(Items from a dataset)
========
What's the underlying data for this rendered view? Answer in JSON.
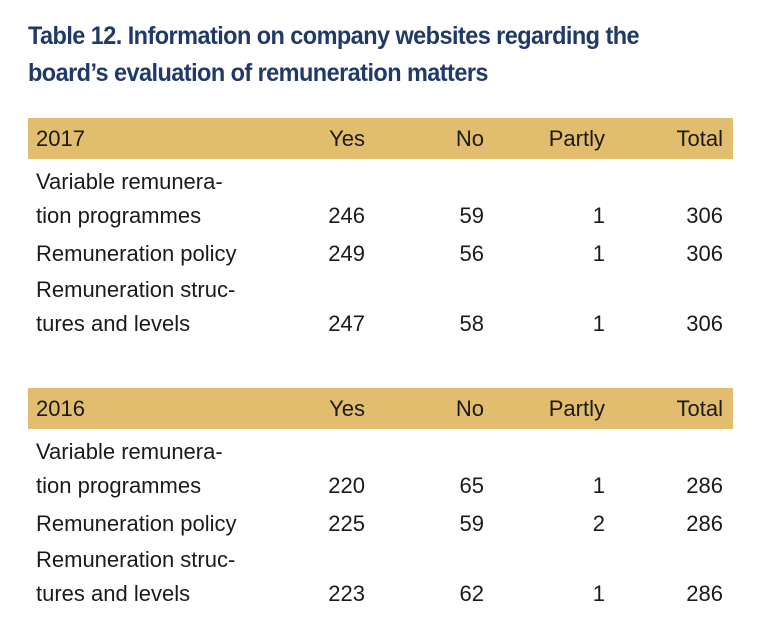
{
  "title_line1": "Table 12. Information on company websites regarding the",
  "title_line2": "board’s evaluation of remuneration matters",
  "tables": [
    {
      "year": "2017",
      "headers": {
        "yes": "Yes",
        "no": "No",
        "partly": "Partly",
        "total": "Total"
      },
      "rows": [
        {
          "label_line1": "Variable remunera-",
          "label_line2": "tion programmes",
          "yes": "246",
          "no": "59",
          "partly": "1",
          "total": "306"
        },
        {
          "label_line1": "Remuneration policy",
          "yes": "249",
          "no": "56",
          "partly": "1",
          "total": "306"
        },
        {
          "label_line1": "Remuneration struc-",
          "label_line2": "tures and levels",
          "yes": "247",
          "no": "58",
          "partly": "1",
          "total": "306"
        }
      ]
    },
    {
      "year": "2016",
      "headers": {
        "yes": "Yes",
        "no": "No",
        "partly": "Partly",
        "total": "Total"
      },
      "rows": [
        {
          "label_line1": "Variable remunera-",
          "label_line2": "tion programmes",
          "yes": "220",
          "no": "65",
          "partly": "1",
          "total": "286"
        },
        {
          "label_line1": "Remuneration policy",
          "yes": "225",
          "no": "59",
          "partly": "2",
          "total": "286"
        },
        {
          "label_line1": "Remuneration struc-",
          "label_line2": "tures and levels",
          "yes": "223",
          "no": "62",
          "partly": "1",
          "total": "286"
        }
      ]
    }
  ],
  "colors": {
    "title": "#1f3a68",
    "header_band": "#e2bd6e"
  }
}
========
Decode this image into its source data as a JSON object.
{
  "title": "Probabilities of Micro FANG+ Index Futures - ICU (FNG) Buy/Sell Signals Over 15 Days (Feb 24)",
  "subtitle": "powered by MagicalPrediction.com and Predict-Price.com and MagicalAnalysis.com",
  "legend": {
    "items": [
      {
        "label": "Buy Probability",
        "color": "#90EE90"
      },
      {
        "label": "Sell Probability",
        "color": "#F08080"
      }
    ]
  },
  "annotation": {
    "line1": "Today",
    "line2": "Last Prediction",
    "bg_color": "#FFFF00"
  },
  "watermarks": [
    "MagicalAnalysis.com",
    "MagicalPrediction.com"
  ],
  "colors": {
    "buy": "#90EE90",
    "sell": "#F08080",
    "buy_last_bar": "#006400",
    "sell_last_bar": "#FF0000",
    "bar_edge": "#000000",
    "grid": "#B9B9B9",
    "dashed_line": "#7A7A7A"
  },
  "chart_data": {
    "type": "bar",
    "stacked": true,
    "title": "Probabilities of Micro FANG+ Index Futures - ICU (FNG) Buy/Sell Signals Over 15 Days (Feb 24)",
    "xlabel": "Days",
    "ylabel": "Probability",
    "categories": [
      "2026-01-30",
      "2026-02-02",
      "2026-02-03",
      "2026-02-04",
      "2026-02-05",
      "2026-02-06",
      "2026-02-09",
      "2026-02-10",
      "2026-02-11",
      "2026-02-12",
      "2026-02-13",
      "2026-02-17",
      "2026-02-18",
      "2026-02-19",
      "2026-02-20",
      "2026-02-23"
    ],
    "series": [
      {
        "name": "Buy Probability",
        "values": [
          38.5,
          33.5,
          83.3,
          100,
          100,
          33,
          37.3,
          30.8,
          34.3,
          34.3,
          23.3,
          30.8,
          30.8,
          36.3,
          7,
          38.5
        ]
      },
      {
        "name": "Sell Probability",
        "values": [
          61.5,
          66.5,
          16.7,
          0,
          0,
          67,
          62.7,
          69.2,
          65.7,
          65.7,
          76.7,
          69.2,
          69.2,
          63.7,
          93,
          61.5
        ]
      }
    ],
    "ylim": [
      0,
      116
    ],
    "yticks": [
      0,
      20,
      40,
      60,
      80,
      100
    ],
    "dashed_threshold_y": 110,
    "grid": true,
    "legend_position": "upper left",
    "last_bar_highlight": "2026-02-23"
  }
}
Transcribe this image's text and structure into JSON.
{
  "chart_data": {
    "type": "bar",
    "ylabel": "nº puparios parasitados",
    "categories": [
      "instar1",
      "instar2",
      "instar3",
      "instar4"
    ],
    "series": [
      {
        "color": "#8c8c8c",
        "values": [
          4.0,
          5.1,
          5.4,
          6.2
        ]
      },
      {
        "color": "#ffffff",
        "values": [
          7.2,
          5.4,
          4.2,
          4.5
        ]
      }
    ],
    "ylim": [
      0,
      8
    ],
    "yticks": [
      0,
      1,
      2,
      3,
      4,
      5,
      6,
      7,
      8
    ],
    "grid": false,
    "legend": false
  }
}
========
• _SET PROBLEM_
List each line of the entries that holds the string "MagicalPrediction".

• _WORKED ANSWER_
  "subtitle": "powered by MagicalPrediction.com and Predict-Price.com and MagicalAnalysis.com",
    "MagicalPrediction.com"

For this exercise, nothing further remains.